● What the task requires
Your task is to restate the data word for word.

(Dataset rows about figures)
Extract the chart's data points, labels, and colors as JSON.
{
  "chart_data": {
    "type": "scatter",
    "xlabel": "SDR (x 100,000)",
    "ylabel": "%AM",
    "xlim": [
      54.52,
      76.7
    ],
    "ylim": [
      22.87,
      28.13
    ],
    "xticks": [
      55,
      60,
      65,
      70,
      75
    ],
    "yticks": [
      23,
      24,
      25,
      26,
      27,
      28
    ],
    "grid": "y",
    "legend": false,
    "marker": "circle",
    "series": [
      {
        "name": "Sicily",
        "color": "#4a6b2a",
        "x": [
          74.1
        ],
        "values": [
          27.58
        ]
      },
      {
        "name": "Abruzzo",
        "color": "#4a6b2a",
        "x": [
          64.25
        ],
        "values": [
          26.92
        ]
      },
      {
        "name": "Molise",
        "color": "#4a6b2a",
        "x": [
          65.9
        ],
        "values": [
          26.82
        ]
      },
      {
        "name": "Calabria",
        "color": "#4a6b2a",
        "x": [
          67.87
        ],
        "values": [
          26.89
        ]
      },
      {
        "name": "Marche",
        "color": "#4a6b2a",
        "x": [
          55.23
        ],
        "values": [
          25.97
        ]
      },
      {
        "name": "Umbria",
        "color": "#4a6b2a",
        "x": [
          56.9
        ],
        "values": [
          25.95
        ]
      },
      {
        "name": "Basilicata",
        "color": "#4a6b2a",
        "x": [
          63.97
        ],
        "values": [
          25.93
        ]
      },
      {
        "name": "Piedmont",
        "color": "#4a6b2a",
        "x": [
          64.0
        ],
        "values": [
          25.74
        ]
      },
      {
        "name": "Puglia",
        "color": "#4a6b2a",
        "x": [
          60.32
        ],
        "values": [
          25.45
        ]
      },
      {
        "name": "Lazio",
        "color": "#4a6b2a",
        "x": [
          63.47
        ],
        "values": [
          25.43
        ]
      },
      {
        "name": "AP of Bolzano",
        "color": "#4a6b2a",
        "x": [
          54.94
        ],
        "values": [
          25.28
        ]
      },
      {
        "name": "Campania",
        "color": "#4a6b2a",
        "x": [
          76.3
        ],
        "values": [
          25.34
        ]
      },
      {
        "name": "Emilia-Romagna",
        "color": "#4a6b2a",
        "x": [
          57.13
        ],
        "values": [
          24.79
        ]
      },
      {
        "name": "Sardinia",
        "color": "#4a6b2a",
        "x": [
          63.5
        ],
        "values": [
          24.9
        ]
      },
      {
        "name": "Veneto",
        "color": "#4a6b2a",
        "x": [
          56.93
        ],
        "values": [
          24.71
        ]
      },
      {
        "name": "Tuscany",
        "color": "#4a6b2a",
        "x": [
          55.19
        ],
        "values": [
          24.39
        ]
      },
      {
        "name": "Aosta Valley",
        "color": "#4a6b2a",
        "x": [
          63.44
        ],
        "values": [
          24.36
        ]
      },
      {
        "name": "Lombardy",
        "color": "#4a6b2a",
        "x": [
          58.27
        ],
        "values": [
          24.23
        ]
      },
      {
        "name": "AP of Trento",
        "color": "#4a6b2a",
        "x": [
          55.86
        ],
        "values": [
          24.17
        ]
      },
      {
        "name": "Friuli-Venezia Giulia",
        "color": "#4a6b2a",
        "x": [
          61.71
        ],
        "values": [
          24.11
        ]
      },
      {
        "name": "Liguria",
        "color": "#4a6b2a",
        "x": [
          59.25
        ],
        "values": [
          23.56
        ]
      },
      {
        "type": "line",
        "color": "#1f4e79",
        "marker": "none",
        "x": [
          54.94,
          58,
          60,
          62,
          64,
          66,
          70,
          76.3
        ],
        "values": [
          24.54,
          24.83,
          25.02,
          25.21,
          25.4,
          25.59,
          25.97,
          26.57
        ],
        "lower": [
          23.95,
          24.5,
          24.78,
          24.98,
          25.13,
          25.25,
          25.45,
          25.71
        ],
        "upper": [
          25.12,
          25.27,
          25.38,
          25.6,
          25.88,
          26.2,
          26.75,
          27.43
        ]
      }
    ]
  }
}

● Written response
Extract the chart's data points, labels, and colors as JSON.
{
  "chart_data": {
    "type": "scatter",
    "xlabel": "SDR (x 100,000)",
    "ylabel": "%AM",
    "xlim": [
      54.52,
      76.7
    ],
    "ylim": [
      22.87,
      28.13
    ],
    "xticks": [
      55,
      60,
      65,
      70,
      75
    ],
    "yticks": [
      23,
      24,
      25,
      26,
      27,
      28
    ],
    "grid": "y",
    "legend": false,
    "marker": "circle",
    "series": [
      {
        "name": "Sicily",
        "color": "#4a6b2a",
        "x": [
          74.1
        ],
        "values": [
          27.58
        ]
      },
      {
        "name": "Abruzzo",
        "color": "#4a6b2a",
        "x": [
          64.25
        ],
        "values": [
          26.92
        ]
      },
      {
        "name": "Molise",
        "color": "#4a6b2a",
        "x": [
          65.9
        ],
        "values": [
          26.82
        ]
      },
      {
        "name": "Calabria",
        "color": "#4a6b2a",
        "x": [
          67.87
        ],
        "values": [
          26.89
        ]
      },
      {
        "name": "Marche",
        "color": "#4a6b2a",
        "x": [
          55.23
        ],
        "values": [
          25.97
        ]
      },
      {
        "name": "Umbria",
        "color": "#4a6b2a",
        "x": [
          56.9
        ],
        "values": [
          25.95
        ]
      },
      {
        "name": "Basilicata",
        "color": "#4a6b2a",
        "x": [
          63.97
        ],
        "values": [
          25.93
        ]
      },
      {
        "name": "Piedmont",
        "color": "#4a6b2a",
        "x": [
          64.0
        ],
        "values": [
          25.74
        ]
      },
      {
        "name": "Puglia",
        "color": "#4a6b2a",
        "x": [
          60.32
        ],
        "values": [
          25.45
        ]
      },
      {
        "name": "Lazio",
        "color": "#4a6b2a",
        "x": [
          63.47
        ],
        "values": [
          25.43
        ]
      },
      {
        "name": "AP of Bolzano",
        "color": "#4a6b2a",
        "x": [
          54.94
        ],
        "values": [
          25.28
        ]
      },
      {
        "name": "Campania",
        "color": "#4a6b2a",
        "x": [
          76.3
        ],
        "values": [
          25.34
        ]
      },
      {
        "name": "Emilia-Romagna",
        "color": "#4a6b2a",
        "x": [
          57.13
        ],
        "values": [
          24.79
        ]
      },
      {
        "name": "Sardinia",
        "color": "#4a6b2a",
        "x": [
          63.5
        ],
        "values": [
          24.9
        ]
      },
      {
        "name": "Veneto",
        "color": "#4a6b2a",
        "x": [
          56.93
        ],
        "values": [
          24.71
        ]
      },
      {
        "name": "Tuscany",
        "color": "#4a6b2a",
        "x": [
          55.19
        ],
        "values": [
          24.39
        ]
      },
      {
        "name": "Aosta Valley",
        "color": "#4a6b2a",
        "x": [
          63.44
        ],
        "values": [
          24.36
        ]
      },
      {
        "name": "Lombardy",
        "color": "#4a6b2a",
        "x": [
          58.27
        ],
        "values": [
          24.23
        ]
      },
      {
        "name": "AP of Trento",
        "color": "#4a6b2a",
        "x": [
          55.86
        ],
        "values": [
          24.17
        ]
      },
      {
        "name": "Friuli-Venezia Giulia",
        "color": "#4a6b2a",
        "x": [
          61.71
        ],
        "values": [
          24.11
        ]
      },
      {
        "name": "Liguria",
        "color": "#4a6b2a",
        "x": [
          59.25
        ],
        "values": [
          23.56
        ]
      },
      {
        "type": "line",
        "color": "#1f4e79",
        "marker": "none",
        "x": [
          54.94,
          58,
          60,
          62,
          64,
          66,
          70,
          76.3
        ],
        "values": [
          24.54,
          24.83,
          25.02,
          25.21,
          25.4,
          25.59,
          25.97,
          26.57
        ],
        "lower": [
          23.95,
          24.5,
          24.78,
          24.98,
          25.13,
          25.25,
          25.45,
          25.71
        ],
        "upper": [
          25.12,
          25.27,
          25.38,
          25.6,
          25.88,
          26.2,
          26.75,
          27.43
        ]
      }
    ]
  }
}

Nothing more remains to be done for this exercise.